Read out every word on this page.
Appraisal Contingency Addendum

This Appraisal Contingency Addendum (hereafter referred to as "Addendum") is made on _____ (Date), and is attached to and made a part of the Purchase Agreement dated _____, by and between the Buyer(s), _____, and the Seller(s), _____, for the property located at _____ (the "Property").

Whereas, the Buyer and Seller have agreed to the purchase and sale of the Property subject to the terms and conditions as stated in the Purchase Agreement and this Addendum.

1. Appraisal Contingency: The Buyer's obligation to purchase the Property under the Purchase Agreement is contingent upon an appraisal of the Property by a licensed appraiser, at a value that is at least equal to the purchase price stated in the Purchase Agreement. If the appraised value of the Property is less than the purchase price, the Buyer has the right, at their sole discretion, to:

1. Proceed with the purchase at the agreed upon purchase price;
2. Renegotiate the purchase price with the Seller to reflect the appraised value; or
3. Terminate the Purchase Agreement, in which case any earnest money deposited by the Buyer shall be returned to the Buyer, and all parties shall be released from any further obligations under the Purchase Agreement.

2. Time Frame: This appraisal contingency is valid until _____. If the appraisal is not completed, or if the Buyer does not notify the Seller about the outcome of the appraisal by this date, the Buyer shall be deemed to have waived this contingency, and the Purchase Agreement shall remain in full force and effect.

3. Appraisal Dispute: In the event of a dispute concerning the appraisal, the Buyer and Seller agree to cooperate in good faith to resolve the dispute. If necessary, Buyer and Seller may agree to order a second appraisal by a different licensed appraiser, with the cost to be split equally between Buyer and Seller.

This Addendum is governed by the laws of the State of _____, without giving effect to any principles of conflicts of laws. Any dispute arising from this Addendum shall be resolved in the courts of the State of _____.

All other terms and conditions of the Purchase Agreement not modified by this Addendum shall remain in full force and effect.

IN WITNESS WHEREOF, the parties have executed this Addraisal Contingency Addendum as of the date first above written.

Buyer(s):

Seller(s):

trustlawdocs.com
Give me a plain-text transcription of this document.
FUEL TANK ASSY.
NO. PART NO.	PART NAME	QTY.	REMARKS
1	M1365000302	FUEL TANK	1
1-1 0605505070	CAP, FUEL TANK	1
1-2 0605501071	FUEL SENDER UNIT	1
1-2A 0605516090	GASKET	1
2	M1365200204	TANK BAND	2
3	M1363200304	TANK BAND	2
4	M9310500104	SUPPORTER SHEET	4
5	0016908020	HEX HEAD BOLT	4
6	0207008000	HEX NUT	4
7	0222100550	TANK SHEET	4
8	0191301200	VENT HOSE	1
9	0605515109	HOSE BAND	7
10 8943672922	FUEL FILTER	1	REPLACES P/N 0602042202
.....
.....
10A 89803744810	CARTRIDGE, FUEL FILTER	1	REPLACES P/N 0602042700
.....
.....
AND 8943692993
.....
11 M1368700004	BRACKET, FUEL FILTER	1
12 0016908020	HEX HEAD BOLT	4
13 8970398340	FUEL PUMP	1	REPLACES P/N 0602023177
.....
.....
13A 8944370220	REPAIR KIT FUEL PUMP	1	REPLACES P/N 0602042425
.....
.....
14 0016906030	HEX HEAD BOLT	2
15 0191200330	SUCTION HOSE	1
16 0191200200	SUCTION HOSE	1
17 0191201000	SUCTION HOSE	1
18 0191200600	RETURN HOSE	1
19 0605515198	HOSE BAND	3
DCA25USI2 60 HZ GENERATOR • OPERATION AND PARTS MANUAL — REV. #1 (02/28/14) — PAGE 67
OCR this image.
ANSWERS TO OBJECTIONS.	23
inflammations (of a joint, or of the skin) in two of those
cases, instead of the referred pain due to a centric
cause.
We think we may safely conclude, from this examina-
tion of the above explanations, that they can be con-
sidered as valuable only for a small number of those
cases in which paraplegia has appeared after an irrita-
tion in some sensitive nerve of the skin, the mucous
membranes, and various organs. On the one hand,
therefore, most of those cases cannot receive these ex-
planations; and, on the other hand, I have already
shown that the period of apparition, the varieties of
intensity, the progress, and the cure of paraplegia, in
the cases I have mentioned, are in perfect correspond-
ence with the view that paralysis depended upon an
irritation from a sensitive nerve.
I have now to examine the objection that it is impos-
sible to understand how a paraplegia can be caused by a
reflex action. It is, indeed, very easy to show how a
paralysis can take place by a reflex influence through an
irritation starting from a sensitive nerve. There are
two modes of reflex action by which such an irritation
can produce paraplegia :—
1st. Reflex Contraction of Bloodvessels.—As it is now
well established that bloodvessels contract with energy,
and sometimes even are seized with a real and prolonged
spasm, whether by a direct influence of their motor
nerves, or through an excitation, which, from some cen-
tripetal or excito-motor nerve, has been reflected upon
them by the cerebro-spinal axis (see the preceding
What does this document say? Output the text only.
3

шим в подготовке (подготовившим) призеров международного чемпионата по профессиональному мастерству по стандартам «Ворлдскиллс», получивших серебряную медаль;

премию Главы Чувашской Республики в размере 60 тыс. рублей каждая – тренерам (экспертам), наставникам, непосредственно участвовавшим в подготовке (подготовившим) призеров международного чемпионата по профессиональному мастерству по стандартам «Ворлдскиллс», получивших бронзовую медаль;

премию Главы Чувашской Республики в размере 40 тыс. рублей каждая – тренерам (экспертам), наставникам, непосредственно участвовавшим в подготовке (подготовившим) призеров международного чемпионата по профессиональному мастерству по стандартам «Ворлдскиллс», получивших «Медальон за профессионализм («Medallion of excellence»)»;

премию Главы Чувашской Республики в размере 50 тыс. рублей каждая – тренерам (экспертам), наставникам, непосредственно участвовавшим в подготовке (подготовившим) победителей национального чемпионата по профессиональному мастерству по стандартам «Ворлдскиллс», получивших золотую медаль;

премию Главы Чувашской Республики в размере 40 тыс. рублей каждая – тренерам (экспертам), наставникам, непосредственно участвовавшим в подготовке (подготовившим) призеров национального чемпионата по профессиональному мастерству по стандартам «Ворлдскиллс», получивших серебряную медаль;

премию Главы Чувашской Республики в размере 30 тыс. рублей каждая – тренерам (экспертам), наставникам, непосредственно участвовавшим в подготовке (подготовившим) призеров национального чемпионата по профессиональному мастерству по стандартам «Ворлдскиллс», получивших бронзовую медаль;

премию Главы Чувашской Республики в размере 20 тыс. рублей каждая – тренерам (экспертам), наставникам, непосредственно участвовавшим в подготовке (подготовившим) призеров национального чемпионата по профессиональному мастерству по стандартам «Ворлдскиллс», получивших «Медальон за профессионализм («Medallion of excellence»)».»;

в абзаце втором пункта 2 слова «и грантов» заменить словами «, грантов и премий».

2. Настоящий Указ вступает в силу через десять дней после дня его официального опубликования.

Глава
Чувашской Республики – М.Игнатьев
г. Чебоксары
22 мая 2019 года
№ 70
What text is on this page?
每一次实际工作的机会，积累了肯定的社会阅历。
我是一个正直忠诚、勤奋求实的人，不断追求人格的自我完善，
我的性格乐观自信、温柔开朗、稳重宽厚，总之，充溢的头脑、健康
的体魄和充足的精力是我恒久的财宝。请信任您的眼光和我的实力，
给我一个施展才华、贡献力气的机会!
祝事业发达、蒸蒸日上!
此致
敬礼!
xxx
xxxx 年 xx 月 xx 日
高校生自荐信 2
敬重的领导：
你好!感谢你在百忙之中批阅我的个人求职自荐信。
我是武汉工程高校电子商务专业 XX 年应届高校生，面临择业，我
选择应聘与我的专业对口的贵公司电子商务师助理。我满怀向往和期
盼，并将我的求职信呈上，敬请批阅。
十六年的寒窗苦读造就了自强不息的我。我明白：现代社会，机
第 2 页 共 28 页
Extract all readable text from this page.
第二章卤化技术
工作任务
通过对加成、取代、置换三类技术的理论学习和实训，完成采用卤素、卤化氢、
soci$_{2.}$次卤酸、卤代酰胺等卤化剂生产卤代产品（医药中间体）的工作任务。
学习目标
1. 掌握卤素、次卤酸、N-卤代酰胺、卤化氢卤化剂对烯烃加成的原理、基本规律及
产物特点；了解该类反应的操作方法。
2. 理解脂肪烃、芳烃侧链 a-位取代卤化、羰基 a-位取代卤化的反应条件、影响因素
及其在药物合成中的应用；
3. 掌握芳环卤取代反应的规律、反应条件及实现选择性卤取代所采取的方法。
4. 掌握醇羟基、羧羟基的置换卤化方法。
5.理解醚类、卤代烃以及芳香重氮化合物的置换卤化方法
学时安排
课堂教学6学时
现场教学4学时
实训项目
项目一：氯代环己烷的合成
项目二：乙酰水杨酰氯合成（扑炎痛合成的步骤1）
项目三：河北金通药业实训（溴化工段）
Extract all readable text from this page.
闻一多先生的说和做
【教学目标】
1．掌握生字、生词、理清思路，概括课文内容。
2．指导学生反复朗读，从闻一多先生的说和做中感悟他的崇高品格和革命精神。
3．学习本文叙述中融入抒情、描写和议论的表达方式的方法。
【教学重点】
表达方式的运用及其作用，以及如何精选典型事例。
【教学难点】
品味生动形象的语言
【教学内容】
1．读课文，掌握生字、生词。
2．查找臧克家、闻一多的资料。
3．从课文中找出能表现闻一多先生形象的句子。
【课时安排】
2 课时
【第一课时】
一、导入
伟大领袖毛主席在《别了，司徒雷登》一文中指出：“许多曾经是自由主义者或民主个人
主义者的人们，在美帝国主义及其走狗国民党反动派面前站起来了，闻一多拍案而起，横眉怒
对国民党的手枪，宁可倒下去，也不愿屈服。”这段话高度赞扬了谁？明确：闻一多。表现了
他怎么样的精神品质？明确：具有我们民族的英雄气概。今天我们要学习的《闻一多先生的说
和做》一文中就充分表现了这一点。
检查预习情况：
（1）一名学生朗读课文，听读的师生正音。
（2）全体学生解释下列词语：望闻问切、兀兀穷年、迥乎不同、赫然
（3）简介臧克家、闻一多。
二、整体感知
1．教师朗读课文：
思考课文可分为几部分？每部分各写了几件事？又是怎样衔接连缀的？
---
● **Exercise requirements**: Above are some records. Report the number of their lines that include "which", and add nothing else.

● **Exercise result**: 4